Prompt -> Turn each of the records below into a numbered list of its lines, skipping any blank lines. Leave the pictures out of your answer.

Input material ->
········

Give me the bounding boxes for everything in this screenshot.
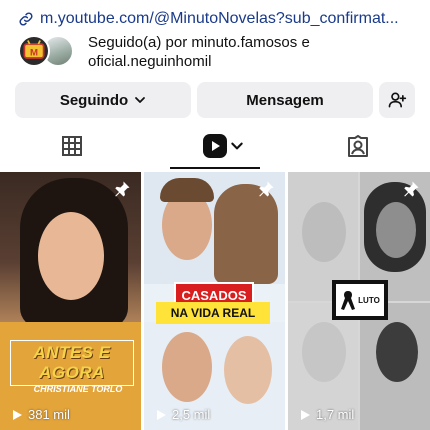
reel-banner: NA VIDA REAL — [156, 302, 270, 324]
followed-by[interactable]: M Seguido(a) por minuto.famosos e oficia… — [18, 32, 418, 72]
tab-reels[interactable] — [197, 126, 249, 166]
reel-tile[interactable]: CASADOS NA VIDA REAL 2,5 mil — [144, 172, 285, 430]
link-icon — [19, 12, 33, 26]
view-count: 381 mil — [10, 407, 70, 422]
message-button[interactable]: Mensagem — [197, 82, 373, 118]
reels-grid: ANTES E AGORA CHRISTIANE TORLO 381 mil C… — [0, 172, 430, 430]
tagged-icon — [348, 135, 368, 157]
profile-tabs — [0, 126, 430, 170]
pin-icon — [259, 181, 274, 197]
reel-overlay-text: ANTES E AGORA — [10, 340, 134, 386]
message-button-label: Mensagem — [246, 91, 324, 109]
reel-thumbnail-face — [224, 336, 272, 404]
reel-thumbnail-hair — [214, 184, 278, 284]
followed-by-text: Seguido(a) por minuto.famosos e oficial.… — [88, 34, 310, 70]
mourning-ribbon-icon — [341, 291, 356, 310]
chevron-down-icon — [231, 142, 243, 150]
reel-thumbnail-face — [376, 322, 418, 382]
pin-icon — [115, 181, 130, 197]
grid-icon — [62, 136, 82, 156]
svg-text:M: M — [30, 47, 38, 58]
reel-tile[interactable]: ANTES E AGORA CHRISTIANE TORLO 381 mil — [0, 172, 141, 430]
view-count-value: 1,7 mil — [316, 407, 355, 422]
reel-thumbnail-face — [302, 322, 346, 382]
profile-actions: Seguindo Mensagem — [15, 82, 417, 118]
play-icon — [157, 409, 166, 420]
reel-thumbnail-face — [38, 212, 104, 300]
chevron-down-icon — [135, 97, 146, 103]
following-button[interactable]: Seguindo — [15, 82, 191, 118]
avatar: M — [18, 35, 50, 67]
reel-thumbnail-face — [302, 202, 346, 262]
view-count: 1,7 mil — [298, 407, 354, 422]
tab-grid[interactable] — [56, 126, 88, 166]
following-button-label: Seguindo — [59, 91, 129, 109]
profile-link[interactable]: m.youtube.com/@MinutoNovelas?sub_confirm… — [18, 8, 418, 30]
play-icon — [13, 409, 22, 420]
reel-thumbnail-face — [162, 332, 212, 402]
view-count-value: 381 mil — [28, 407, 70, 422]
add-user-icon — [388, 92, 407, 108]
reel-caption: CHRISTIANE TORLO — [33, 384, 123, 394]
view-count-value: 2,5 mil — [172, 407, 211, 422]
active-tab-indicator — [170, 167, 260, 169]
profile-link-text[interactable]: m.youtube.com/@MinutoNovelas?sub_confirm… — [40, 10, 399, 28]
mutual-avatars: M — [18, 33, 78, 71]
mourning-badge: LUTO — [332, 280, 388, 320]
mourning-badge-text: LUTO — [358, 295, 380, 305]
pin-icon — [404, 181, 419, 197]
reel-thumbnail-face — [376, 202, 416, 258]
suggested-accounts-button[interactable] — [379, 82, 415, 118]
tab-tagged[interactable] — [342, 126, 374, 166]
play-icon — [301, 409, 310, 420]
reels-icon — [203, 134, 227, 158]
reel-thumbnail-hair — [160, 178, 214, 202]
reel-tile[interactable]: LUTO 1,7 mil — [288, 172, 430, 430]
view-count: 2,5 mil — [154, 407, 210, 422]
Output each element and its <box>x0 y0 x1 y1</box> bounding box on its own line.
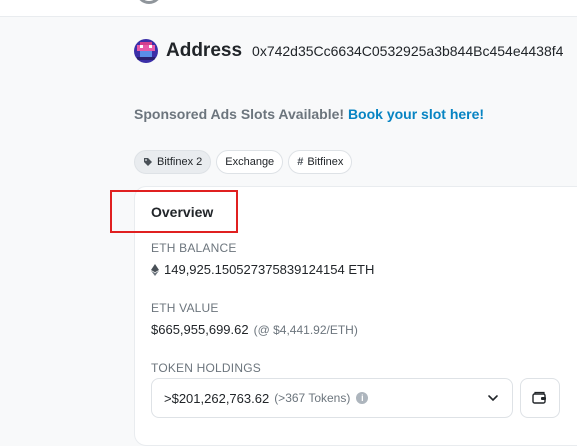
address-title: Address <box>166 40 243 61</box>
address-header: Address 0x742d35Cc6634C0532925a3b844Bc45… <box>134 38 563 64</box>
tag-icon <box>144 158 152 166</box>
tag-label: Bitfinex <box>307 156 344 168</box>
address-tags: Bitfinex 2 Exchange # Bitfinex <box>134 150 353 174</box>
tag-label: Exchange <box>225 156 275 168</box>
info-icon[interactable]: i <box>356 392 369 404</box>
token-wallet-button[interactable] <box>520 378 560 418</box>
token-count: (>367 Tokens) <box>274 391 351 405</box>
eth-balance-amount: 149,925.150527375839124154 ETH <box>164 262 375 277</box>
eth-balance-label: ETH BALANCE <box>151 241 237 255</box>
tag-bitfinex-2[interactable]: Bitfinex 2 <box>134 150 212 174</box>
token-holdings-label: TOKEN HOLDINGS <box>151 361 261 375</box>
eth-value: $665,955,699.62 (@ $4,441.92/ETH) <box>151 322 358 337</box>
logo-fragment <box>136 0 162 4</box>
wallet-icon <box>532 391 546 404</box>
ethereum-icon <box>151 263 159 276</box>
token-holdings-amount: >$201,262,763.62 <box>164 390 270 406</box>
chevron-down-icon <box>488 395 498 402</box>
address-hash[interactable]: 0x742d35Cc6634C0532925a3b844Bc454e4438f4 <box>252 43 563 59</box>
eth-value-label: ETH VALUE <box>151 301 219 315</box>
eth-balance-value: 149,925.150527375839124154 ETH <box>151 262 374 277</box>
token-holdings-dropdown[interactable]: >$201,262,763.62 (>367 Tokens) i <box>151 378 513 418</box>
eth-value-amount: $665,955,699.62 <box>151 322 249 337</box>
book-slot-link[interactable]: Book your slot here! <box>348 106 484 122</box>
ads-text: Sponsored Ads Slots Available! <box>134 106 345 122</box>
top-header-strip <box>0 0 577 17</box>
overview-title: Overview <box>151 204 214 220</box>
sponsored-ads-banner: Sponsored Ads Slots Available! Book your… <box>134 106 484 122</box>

········

Task solution ->
1. Give me the bounding boxes for everything in this screenshot.
2. reel-banner: NA VIDA REAL — [156, 302, 270, 324]
3. followed-by[interactable]: M Seguido(a) por minuto.famosos e oficia… — [18, 32, 418, 72]
4. tab-reels[interactable] — [197, 126, 249, 166]
5. reel-tile[interactable]: CASADOS NA VIDA REAL 2,5 mil — [144, 172, 285, 430]
6. link-icon — [19, 12, 33, 26]
7. view-count: 381 mil — [10, 407, 70, 422]
8. message-button[interactable]: Mensagem — [197, 82, 373, 118]
9. reels-grid: ANTES E AGORA CHRISTIANE TORLO 381 mil C… — [0, 172, 430, 430]
10. tagged-icon — [348, 135, 368, 157]
11. profile-tabs — [0, 126, 430, 170]
12. pin-icon — [259, 181, 274, 197]
13. reel-overlay-text: ANTES E AGORA — [10, 340, 134, 386]
14. message-button-label: Mensagem — [246, 91, 324, 109]
15. reel-thumbnail-face — [224, 336, 272, 404]
16. reel-thumbnail-hair — [214, 184, 278, 284]
17. followed-by-text: Seguido(a) por minuto.famosos e oficial.… — [88, 34, 310, 70]
18. mourning-ribbon-icon — [341, 291, 356, 310]
19. chevron-down-icon — [231, 142, 243, 150]
20. reel-thumbnail-face — [376, 322, 418, 382]
21. pin-icon — [115, 181, 130, 197]
22. grid-icon — [62, 136, 82, 156]
23. svg-text:M: M — [30, 47, 38, 58]
24. reel-tile[interactable]: ANTES E AGORA CHRISTIANE TORLO 381 mil — [0, 172, 141, 430]
25. view-count-value: 1,7 mil — [316, 407, 355, 422]
26. reel-thumbnail-face — [302, 322, 346, 382]
27. profile-actions: Seguindo Mensagem — [15, 82, 417, 118]
28. play-icon — [157, 409, 166, 420]
29. reel-thumbnail-face — [38, 212, 104, 300]
30. chevron-down-icon — [135, 97, 146, 103]
31. following-button[interactable]: Seguindo — [15, 82, 191, 118]
32. avatar: M — [18, 35, 50, 67]
33. reel-thumbnail-face — [302, 202, 346, 262]
34. view-count: 1,7 mil — [298, 407, 354, 422]
35. tab-grid[interactable] — [56, 126, 88, 166]
36. following-button-label: Seguindo — [59, 91, 129, 109]
37. profile-link[interactable]: m.youtube.com/@MinutoNovelas?sub_confirm… — [18, 8, 418, 30]
38. play-icon — [13, 409, 22, 420]
39. reel-thumbnail-face — [162, 332, 212, 402]
40. view-count-value: 381 mil — [28, 407, 70, 422]
41. add-user-icon — [388, 92, 407, 108]
42. reel-caption: CHRISTIANE TORLO — [33, 384, 123, 394]
43. view-count-value: 2,5 mil — [172, 407, 211, 422]
44. active-tab-indicator — [170, 167, 260, 169]
45. profile-link-text[interactable]: m.youtube.com/@MinutoNovelas?sub_confirm… — [40, 10, 399, 28]
46. mutual-avatars: M — [18, 33, 78, 71]
47. mourning-badge: LUTO — [332, 280, 388, 320]
48. mourning-badge-text: LUTO — [358, 295, 380, 305]
49. pin-icon — [404, 181, 419, 197]
50. reel-thumbnail-face — [376, 202, 416, 258]
51. suggested-accounts-button[interactable] — [379, 82, 415, 118]
52. tab-tagged[interactable] — [342, 126, 374, 166]
53. play-icon — [301, 409, 310, 420]
54. reels-icon — [203, 134, 227, 158]
55. reel-thumbnail-hair — [160, 178, 214, 202]
56. reel-tile[interactable]: LUTO 1,7 mil — [288, 172, 430, 430]
57. view-count: 2,5 mil — [154, 407, 210, 422]
58. Output each element and its <box>x0 y0 x1 y1</box> bounding box on its own line.
59. address-title: Address <box>166 40 243 61</box>
60. address-header: Address 0x742d35Cc6634C0532925a3b844Bc45… <box>134 38 563 64</box>
61. tag-icon <box>144 158 152 166</box>
62. tag-label: Bitfinex <box>307 156 344 168</box>
63. address-tags: Bitfinex 2 Exchange # Bitfinex <box>134 150 353 174</box>
64. tag-label: Exchange <box>225 156 275 168</box>
65. info-icon[interactable]: i <box>356 392 369 404</box>
66. token-wallet-button[interactable] <box>520 378 560 418</box>
67. token-count: (>367 Tokens) <box>274 391 351 405</box>
68. eth-balance-amount: 149,925.150527375839124154 ETH <box>164 262 375 277</box>
69. eth-balance-label: ETH BALANCE <box>151 241 237 255</box>
70. tag-bitfinex-2[interactable]: Bitfinex 2 <box>134 150 212 174</box>
71. token-holdings-label: TOKEN HOLDINGS <box>151 361 261 375</box>
72. eth-value: $665,955,699.62 (@ $4,441.92/ETH) <box>151 322 358 337</box>
73. logo-fragment <box>136 0 162 4</box>
74. wallet-icon <box>532 391 546 404</box>
75. ethereum-icon <box>151 263 159 276</box>
76. token-holdings-amount: >$201,262,763.62 <box>164 390 270 406</box>
77. chevron-down-icon <box>488 395 498 402</box>
78. address-hash[interactable]: 0x742d35Cc6634C0532925a3b844Bc454e4438f4 <box>252 43 563 59</box>
79. eth-value-label: ETH VALUE <box>151 301 219 315</box>
80. eth-balance-value: 149,925.150527375839124154 ETH <box>151 262 374 277</box>
81. token-holdings-dropdown[interactable]: >$201,262,763.62 (>367 Tokens) i <box>151 378 513 418</box>
82. eth-value-amount: $665,955,699.62 <box>151 322 249 337</box>
83. book-slot-link[interactable]: Book your slot here! <box>348 106 484 122</box>
84. ads-text: Sponsored Ads Slots Available! <box>134 106 345 122</box>
85. top-header-strip <box>0 0 577 17</box>
86. overview-title: Overview <box>151 204 214 220</box>
87. sponsored-ads-banner: Sponsored Ads Slots Available! Book your… <box>134 106 484 122</box>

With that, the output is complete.